*STUDY TEXT:*
◇ ◇ ◇ ◇ ◇ ◇ ◇
Spanish and Uruguayan mathematician

Yaiza Canzani García is a Spanish and Uruguayan mathematician known for her work in mathematical analysis, and particularly in spectral geometry and microlocal analysis. She is an associate professor of mathematics at the University of North Carolina at Chapel Hill.

==Education and career==
Canzani was born in Spain and grew up in Uruguay. She was an undergraduate at the University of the Republic (Uruguay), where she earned a bachelor's degree in mathematics in 2008. She completed a Ph.D. in 2013 at McGill University in Montreal, Canada, with the dissertation Spectral Geometry of Conformally Covariant Operators jointly supervised by Dmitry Jakobson and John Toth.

After postdoctoral study at the Institute for Advanced Study and as a Benjamin Peirce Fellow at Harvard University, she became an assistant professor of mathematics at the University of North Carolina at Chapel Hill in 2016. In 2021 she was promoted to associate professor.

==Recognition==
Canzani is a recipient of a National Science Foundation CAREER Award and a Sloan Research Fellowship. She is the 2022 winner of the Sadosky Prize in analysis of the Association for Women in Mathematics. The award was given "in recognition of outstanding contributions in spectral geometry and microlocal analysis", citing her "breakthrough results on nodal sets, random waves, Weyl Laws, $L^p$-norms, and other problems on eigenfunctions and eigenvalues on Riemannian manifolds".

She was elected as a Fellow of the American Mathematical Society, in the 2025 class of fellows.
◇ ◇ ◇ ◇ ◇ ◇ ◇
*DATASET EXTRACT:*
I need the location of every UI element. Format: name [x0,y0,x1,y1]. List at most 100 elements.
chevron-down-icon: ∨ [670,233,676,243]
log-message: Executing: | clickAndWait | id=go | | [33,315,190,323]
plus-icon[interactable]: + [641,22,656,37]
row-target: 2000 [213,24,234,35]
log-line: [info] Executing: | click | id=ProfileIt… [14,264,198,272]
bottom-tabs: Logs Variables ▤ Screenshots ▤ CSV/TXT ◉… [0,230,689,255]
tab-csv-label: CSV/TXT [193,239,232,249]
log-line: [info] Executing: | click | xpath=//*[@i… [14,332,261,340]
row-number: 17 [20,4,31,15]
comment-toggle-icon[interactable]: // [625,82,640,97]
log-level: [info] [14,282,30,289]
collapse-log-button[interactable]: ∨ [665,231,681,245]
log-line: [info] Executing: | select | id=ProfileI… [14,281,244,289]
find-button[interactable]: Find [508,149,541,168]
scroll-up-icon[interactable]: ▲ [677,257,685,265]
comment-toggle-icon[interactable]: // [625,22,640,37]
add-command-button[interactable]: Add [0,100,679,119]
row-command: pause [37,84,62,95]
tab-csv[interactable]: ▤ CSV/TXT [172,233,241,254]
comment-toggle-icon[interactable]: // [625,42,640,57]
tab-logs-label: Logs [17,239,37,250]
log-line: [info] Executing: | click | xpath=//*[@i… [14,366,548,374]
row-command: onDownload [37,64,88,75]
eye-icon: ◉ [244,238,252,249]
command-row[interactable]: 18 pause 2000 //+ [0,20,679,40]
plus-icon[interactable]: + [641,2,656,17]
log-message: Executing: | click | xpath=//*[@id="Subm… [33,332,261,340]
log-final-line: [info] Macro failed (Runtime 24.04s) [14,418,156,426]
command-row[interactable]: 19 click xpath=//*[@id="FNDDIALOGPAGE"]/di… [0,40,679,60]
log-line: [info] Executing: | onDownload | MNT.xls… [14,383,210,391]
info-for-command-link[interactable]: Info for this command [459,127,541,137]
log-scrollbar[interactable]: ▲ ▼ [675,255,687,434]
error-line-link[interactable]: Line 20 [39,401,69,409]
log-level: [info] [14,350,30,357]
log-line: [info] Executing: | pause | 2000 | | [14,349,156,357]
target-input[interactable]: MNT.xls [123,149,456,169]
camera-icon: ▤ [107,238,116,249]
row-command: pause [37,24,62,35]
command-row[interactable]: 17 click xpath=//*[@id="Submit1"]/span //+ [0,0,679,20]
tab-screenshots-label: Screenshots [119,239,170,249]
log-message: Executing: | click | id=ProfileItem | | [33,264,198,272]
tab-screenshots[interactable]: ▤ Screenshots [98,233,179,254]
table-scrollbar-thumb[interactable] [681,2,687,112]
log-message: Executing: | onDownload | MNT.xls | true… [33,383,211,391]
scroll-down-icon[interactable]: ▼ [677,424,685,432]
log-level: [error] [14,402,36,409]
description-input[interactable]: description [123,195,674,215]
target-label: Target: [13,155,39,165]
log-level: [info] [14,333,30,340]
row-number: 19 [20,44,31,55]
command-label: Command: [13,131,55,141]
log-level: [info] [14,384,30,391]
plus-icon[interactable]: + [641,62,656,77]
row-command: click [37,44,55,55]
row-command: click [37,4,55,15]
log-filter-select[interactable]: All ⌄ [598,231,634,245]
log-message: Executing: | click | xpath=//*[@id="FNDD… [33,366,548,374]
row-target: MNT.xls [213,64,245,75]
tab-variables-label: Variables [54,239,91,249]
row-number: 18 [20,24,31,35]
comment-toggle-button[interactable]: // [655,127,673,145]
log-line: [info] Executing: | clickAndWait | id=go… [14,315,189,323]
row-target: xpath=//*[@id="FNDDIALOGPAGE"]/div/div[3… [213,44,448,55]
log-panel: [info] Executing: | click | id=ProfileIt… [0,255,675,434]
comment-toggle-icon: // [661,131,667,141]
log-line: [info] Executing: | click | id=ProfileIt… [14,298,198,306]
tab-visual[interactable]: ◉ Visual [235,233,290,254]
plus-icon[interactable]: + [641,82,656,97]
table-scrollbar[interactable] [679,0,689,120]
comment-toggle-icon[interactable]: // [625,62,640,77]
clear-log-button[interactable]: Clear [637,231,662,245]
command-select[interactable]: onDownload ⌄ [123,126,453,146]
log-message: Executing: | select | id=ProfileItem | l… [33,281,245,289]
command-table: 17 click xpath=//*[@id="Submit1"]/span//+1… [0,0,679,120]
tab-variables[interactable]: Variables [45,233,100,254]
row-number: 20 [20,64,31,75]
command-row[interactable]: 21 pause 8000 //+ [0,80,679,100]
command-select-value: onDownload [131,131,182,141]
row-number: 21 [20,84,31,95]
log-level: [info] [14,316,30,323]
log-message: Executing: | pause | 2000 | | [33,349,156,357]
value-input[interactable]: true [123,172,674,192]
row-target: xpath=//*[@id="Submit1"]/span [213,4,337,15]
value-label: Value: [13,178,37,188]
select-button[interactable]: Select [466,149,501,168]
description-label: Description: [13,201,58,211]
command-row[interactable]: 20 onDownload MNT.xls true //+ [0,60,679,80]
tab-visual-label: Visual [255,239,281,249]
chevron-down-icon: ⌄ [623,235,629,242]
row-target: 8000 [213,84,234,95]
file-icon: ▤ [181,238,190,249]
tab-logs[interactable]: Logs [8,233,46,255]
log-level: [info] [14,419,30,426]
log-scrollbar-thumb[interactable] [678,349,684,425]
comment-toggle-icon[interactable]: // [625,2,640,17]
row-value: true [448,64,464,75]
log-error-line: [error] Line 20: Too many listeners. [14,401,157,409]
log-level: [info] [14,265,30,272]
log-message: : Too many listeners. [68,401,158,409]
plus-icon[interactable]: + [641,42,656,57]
◇ ◇ ◇ ◇ ◇ ◇ ◇
*GOAL OF THE EXERCISE:* Retype the passage of the text on Yaiza Canzani García between "After postdoctoral study" and "to associate professor.", inclusive.

*SOLUTION:*
After postdoctoral study at the Institute for Advanced Study and as a Benjamin Peirce Fellow at Harvard University, she became an assistant professor of mathematics at the University of North Carolina at Chapel Hill in 2016. In 2021 she was promoted to associate professor.